Please output the rows exactly as they appear, starting with the line that contains "navigation-bar: Renting records" and continuing through the line that contains "location-icon <box>392 8 403 28</box>", both included.

++++ PROVIDED RECORDS ++++

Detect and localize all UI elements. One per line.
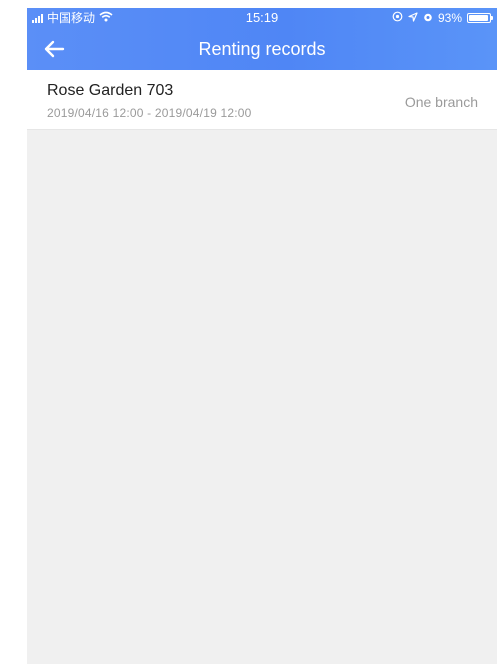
navigation-bar: Renting records <box>27 28 497 70</box>
record-branch: One branch <box>404 94 478 110</box>
alarm-icon <box>423 8 433 28</box>
status-right: 93% <box>392 8 493 28</box>
battery-icon <box>467 13 493 23</box>
renting-record-item[interactable]: Rose Garden 703 2019/04/16 12:00 - 2019/… <box>27 70 497 130</box>
battery-percent: 93% <box>437 11 462 25</box>
status-bar: 中国移动 15:19 93% <box>27 8 497 28</box>
record-name: Rose Garden 703 <box>47 82 174 99</box>
battery-level-fill <box>469 15 488 21</box>
location-icon <box>392 8 403 28</box>
page-title: Renting records <box>198 39 326 59</box>
header-bar: 中国移动 15:19 93% Renting records <box>27 8 497 70</box>
navigation-icon <box>408 8 418 28</box>
app-screen: 中国移动 15:19 93% Renting records Rose Gard… <box>27 8 497 664</box>
record-period: 2019/04/16 12:00 - 2019/04/19 12:00 <box>47 106 252 120</box>
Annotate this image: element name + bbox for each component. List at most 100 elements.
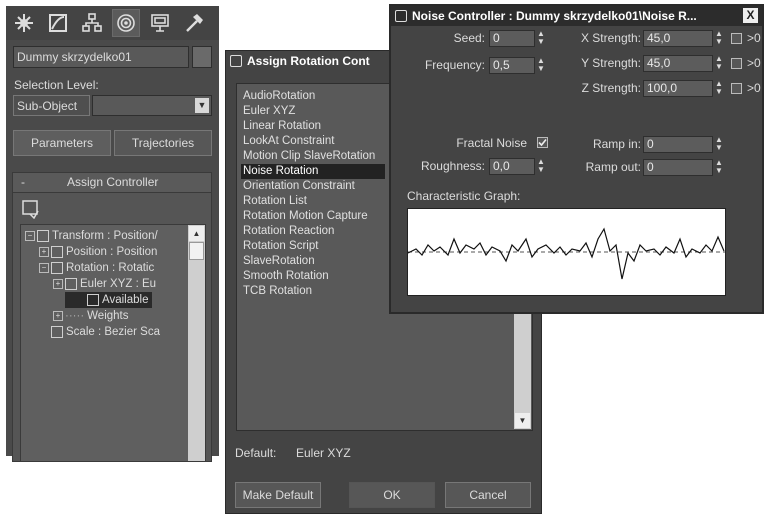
y-strength-field[interactable]: 45,0	[643, 55, 713, 72]
tree-label: Euler XYZ : Eu	[80, 278, 157, 290]
list-item[interactable]: AudioRotation	[243, 89, 315, 104]
tree-item-euler[interactable]: + Euler XYZ : Eu	[53, 276, 156, 292]
command-panel-tabs	[6, 6, 219, 40]
create-tab-icon[interactable]	[10, 9, 38, 37]
utilities-tab-icon[interactable]	[180, 9, 208, 37]
noise-curve	[407, 227, 725, 280]
default-value: Euler XYZ	[296, 446, 351, 460]
tree-item-rotation[interactable]: − Rotation : Rotatic	[39, 260, 154, 276]
spinner-arrows-icon[interactable]: ▲ ▼	[535, 158, 547, 175]
z-positive-checkbox[interactable]	[731, 83, 742, 94]
spinner-arrows-icon[interactable]: ▲ ▼	[535, 30, 547, 47]
frequency-field[interactable]: 0,5	[489, 57, 535, 74]
collapse-icon[interactable]: −	[25, 231, 35, 241]
spinner-arrows-icon[interactable]: ▲ ▼	[713, 159, 725, 176]
list-item[interactable]: TCB Rotation	[243, 284, 312, 299]
sub-object-dropdown[interactable]: ▼	[92, 95, 212, 116]
expand-icon[interactable]: +	[53, 311, 63, 321]
display-tab-icon[interactable]	[146, 9, 174, 37]
command-panel: Dummy skrzydelko01 Selection Level: Sub-…	[6, 6, 219, 462]
z-positive-label: >0	[747, 81, 761, 95]
scroll-down-icon[interactable]: ▼	[515, 413, 530, 428]
list-item[interactable]: Rotation Reaction	[243, 224, 334, 239]
ramp-out-field[interactable]: 0	[643, 159, 713, 176]
list-item[interactable]: Euler XYZ	[243, 104, 295, 119]
tree-item-available[interactable]: Available	[65, 292, 153, 308]
spinner-arrows-icon[interactable]: ▲ ▼	[713, 30, 725, 47]
tree-item-transform[interactable]: − Transform : Position/	[25, 228, 158, 244]
list-item[interactable]: SlaveRotation	[243, 254, 315, 269]
tree-dots: ·····	[65, 310, 85, 322]
sub-object-button[interactable]: Sub-Object	[13, 95, 90, 116]
roughness-field[interactable]: 0,0	[489, 158, 535, 175]
z-strength-spinner[interactable]: 100,0 ▲ ▼	[643, 80, 725, 97]
frequency-spinner[interactable]: 0,5 ▲ ▼	[489, 57, 547, 74]
list-item[interactable]: Smooth Rotation	[243, 269, 329, 284]
rollout-header[interactable]: - Assign Controller	[13, 173, 211, 193]
rotation-list-icon	[51, 262, 63, 274]
chevron-down-icon[interactable]: ▼	[195, 98, 209, 113]
motion-tab-icon[interactable]	[112, 9, 140, 37]
close-icon[interactable]: X	[743, 8, 758, 23]
list-item-selected[interactable]: Noise Rotation	[241, 164, 385, 179]
z-strength-field[interactable]: 100,0	[643, 80, 713, 97]
list-item[interactable]: Rotation Script	[243, 239, 318, 254]
x-positive-checkbox[interactable]	[731, 33, 742, 44]
expand-icon[interactable]: +	[39, 247, 49, 257]
ramp-in-field[interactable]: 0	[643, 136, 713, 153]
default-label: Default:	[235, 446, 277, 460]
ok-button[interactable]: OK	[349, 482, 435, 508]
x-strength-spinner[interactable]: 45,0 ▲ ▼	[643, 30, 725, 47]
spinner-arrows-icon[interactable]: ▲ ▼	[713, 80, 725, 97]
make-default-button[interactable]: Make Default	[235, 482, 321, 508]
tree-item-position[interactable]: + Position : Position	[39, 244, 157, 260]
scale-controller-icon	[51, 326, 63, 338]
list-item[interactable]: Orientation Constraint	[243, 179, 355, 194]
list-item[interactable]: Linear Rotation	[243, 119, 321, 134]
x-strength-field[interactable]: 45,0	[643, 30, 713, 47]
tree-scrollbar[interactable]: ▲	[188, 225, 205, 461]
trajectories-button[interactable]: Trajectories	[114, 130, 212, 156]
y-strength-spinner[interactable]: 45,0 ▲ ▼	[643, 55, 725, 72]
x-strength-label: X Strength:	[580, 31, 641, 45]
tree-label: Weights	[87, 310, 129, 322]
parameters-button[interactable]: Parameters	[13, 130, 111, 156]
euler-controller-icon	[65, 278, 77, 290]
list-item[interactable]: LookAt Constraint	[243, 134, 334, 149]
fractal-noise-checkbox[interactable]	[537, 137, 548, 148]
list-item[interactable]: Rotation Motion Capture	[243, 209, 368, 224]
collapse-icon[interactable]: −	[39, 263, 49, 273]
seed-spinner[interactable]: 0 ▲ ▼	[489, 30, 547, 47]
expand-icon[interactable]: +	[53, 279, 63, 289]
seed-field[interactable]: 0	[489, 30, 535, 47]
controller-tree[interactable]: − Transform : Position/ + Position : Pos…	[20, 224, 206, 462]
list-item[interactable]: Rotation List	[243, 194, 307, 209]
spinner-arrows-icon[interactable]: ▲ ▼	[713, 136, 725, 153]
tree-item-weights[interactable]: + ····· Weights	[53, 308, 129, 324]
scrollbar-thumb[interactable]	[189, 242, 204, 260]
noise-controller-dialog: Noise Controller : Dummy skrzydelko01\No…	[389, 4, 764, 314]
y-positive-checkbox[interactable]	[731, 58, 742, 69]
rollout-title: Assign Controller	[67, 175, 159, 189]
modify-tab-icon[interactable]	[44, 9, 72, 37]
roughness-spinner[interactable]: 0,0 ▲ ▼	[489, 158, 547, 175]
scroll-up-icon[interactable]: ▲	[189, 226, 204, 241]
assign-controller-icon[interactable]	[21, 199, 41, 220]
object-color-swatch[interactable]	[192, 46, 212, 68]
frequency-label: Frequency:	[424, 58, 485, 72]
spinner-arrows-icon[interactable]: ▲ ▼	[535, 57, 547, 74]
object-name-field[interactable]: Dummy skrzydelko01	[13, 46, 189, 68]
seed-label: Seed:	[453, 31, 485, 45]
list-item[interactable]: Motion Clip SlaveRotation	[243, 149, 375, 164]
rollout-collapse-icon[interactable]: -	[21, 175, 25, 189]
fractal-noise-label: Fractal Noise	[456, 136, 527, 150]
cancel-button[interactable]: Cancel	[445, 482, 531, 508]
noise-titlebar[interactable]: Noise Controller : Dummy skrzydelko01\No…	[391, 6, 762, 26]
hierarchy-tab-icon[interactable]	[78, 9, 106, 37]
noise-title: Noise Controller : Dummy skrzydelko01\No…	[412, 9, 697, 23]
ramp-in-label: Ramp in:	[592, 137, 641, 151]
ramp-out-spinner[interactable]: 0 ▲ ▼	[643, 159, 725, 176]
tree-item-scale[interactable]: Scale : Bezier Sca	[51, 324, 160, 340]
spinner-arrows-icon[interactable]: ▲ ▼	[713, 55, 725, 72]
ramp-in-spinner[interactable]: 0 ▲ ▼	[643, 136, 725, 153]
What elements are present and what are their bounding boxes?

++++

| ANSWER |
navigation-bar: Renting records <box>27 28 497 70</box>
record-branch: One branch <box>404 94 478 110</box>
alarm-icon <box>423 8 433 28</box>
status-right: 93% <box>392 8 493 28</box>
battery-icon <box>467 13 493 23</box>
renting-record-item[interactable]: Rose Garden 703 2019/04/16 12:00 - 2019/… <box>27 70 497 130</box>
battery-percent: 93% <box>437 11 462 25</box>
status-bar: 中国移动 15:19 93% <box>27 8 497 28</box>
record-name: Rose Garden 703 <box>47 82 174 99</box>
battery-level-fill <box>469 15 488 21</box>
location-icon <box>392 8 403 28</box>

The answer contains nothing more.